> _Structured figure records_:

● ● ● ●

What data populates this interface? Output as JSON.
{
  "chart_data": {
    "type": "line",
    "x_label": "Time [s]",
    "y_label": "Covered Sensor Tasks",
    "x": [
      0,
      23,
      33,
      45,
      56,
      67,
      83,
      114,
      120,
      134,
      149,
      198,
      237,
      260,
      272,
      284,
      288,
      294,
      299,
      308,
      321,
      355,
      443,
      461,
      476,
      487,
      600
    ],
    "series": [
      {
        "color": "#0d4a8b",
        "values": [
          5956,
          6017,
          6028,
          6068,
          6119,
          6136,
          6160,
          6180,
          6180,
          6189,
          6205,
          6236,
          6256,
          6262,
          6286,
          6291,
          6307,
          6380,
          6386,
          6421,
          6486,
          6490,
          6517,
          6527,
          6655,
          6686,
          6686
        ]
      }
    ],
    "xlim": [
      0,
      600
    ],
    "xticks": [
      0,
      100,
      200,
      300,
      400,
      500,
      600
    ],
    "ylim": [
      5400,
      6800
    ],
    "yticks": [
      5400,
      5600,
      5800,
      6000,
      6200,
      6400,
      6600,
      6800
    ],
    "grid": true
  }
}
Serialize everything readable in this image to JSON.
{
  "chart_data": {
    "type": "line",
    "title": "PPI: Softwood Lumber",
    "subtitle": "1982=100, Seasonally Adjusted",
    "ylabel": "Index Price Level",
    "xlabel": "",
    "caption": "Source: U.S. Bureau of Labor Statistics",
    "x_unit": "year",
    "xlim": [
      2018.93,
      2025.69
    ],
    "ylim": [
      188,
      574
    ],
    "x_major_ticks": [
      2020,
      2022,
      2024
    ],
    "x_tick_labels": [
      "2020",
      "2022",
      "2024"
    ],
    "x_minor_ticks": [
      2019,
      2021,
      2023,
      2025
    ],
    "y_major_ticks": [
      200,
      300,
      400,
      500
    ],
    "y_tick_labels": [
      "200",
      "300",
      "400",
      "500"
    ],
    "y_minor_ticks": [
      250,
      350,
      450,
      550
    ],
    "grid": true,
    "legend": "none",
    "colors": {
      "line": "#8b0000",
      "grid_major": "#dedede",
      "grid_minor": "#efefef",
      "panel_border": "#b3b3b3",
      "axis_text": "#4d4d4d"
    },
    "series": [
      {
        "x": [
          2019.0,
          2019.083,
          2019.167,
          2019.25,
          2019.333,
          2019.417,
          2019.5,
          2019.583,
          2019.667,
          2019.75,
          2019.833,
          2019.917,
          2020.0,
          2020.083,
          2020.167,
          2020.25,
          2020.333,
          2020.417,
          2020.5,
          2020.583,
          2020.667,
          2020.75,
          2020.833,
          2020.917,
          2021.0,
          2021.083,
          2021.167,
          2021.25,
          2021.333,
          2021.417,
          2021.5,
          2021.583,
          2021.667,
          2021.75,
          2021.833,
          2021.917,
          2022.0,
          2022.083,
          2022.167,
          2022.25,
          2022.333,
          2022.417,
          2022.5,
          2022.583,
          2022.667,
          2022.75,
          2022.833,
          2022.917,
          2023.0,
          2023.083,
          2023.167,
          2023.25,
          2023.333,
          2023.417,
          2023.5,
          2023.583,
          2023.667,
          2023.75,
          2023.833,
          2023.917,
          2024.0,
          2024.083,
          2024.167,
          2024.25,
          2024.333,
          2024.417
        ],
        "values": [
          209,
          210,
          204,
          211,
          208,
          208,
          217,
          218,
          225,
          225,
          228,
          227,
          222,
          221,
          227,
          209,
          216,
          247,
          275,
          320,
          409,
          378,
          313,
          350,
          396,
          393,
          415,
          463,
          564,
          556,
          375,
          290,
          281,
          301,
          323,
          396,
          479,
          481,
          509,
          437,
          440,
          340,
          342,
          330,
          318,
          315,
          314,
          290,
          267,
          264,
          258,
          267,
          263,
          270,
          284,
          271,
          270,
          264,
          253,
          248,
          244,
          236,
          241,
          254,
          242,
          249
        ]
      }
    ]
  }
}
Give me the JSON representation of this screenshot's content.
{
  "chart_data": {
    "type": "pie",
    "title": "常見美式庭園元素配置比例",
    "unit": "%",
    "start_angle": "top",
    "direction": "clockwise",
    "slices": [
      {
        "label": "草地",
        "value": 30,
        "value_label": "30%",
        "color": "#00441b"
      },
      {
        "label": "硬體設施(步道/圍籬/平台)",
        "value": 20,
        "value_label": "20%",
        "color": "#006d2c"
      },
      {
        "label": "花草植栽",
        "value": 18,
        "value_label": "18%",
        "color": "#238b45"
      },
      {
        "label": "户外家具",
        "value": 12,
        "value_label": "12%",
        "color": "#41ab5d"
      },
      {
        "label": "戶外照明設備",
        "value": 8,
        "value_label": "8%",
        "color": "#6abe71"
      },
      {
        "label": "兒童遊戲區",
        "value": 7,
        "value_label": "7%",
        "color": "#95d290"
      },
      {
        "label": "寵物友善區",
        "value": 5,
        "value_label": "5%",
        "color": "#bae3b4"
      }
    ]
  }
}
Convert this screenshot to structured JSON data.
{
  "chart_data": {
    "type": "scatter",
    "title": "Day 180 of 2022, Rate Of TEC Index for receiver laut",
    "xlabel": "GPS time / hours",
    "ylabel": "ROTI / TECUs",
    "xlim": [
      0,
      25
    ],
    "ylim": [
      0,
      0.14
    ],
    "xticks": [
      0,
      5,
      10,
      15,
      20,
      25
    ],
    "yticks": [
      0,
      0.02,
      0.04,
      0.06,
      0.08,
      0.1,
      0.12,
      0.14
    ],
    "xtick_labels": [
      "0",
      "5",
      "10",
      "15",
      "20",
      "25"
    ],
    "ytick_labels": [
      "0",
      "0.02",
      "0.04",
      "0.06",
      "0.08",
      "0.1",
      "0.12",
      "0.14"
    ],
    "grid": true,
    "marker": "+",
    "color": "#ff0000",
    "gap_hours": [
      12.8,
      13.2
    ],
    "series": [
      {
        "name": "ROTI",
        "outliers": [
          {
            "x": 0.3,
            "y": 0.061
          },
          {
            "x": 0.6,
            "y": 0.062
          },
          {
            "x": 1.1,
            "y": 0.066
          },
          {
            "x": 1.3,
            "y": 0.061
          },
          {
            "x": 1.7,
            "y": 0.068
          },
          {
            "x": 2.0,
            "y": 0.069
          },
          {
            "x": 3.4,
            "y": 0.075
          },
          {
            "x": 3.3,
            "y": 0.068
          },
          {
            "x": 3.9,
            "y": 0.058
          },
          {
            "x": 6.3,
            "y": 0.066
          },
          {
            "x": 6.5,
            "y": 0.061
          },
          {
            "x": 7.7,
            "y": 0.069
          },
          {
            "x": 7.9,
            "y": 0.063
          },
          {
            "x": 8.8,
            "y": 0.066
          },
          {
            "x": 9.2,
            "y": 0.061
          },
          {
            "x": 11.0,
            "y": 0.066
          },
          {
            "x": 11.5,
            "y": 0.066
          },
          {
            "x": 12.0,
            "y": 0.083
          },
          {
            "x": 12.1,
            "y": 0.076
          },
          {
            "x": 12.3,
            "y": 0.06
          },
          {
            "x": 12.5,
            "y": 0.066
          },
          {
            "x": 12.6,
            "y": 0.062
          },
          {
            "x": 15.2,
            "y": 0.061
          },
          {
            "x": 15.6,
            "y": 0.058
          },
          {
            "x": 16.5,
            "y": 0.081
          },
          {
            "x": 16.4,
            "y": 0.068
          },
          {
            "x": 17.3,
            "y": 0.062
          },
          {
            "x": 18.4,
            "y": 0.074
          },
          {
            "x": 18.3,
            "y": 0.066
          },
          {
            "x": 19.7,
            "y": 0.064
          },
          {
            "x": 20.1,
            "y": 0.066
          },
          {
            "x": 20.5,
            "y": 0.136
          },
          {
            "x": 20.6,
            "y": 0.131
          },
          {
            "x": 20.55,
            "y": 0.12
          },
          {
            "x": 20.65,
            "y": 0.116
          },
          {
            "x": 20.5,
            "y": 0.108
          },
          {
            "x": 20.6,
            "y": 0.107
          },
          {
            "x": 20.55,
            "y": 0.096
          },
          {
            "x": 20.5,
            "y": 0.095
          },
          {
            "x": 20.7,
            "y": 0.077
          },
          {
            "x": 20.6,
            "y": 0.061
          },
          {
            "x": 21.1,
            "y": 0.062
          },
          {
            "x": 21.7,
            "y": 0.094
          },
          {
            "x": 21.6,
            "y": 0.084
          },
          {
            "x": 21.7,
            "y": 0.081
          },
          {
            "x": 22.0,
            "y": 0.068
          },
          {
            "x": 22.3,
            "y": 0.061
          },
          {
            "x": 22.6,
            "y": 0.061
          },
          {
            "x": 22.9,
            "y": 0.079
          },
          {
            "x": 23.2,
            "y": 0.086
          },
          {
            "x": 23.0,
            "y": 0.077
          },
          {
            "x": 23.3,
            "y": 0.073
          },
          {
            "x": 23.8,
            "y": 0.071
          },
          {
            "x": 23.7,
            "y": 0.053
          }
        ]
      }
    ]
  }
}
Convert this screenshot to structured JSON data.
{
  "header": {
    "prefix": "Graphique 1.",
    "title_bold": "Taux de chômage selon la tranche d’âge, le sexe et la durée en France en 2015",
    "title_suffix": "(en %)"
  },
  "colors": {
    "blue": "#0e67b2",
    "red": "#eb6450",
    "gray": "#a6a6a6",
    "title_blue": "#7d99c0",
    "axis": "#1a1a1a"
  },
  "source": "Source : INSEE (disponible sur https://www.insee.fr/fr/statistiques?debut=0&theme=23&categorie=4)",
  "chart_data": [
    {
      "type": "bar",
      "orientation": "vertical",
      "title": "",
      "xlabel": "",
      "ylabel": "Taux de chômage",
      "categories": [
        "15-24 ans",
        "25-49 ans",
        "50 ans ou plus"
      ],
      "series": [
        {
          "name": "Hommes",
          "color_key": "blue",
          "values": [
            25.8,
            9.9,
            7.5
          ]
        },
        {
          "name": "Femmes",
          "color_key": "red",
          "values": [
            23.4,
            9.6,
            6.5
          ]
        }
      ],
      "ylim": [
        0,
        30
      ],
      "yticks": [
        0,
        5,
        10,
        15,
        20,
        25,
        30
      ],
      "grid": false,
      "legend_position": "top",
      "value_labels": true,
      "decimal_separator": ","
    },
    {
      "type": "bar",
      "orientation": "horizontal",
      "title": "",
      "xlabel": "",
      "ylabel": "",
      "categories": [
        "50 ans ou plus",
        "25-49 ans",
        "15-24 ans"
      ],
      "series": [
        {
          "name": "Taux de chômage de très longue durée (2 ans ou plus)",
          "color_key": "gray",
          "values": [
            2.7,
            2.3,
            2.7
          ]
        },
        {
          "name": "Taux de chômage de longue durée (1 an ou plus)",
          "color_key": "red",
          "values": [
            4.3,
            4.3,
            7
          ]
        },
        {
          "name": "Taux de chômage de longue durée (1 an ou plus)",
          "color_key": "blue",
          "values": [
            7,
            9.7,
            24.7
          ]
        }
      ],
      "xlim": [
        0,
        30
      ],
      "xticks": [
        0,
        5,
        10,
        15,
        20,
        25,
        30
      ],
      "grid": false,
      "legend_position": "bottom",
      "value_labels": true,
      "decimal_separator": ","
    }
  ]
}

● ● ● ●

> _BRIEF_: Return each line where "name" shows up.

> _EXERCISE RESULT_:
        "name": "ROTI",
          "name": "Hommes",
          "name": "Femmes",
          "name": "Taux de chômage de très longue durée (2 ans ou plus)",
          "name": "Taux de chômage de longue durée (1 an ou plus)",
          "name": "Taux de chômage de longue durée (1 an ou plus)",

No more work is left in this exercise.